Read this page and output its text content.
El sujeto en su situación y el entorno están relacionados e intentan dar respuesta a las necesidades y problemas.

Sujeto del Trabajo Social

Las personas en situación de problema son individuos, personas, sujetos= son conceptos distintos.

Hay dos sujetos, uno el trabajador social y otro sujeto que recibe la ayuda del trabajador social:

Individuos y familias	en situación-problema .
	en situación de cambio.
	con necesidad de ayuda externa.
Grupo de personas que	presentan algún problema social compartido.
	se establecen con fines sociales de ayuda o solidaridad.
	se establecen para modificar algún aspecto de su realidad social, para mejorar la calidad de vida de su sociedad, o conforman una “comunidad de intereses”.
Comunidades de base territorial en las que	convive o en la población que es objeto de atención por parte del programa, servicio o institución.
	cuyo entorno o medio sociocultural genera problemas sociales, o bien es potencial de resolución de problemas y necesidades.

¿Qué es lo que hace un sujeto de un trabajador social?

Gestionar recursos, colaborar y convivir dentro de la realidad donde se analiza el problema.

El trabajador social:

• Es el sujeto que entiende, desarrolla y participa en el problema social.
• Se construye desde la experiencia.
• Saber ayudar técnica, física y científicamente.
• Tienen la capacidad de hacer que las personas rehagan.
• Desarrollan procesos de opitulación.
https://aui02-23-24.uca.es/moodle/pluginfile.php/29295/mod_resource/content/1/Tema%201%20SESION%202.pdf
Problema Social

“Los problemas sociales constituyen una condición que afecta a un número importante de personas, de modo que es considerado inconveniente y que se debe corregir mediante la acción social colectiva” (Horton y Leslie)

# # # # #

◆ Directions for this task
Using the material above, count the lines containing the word "establecen". Reply with the number alone.

◆ Output below
2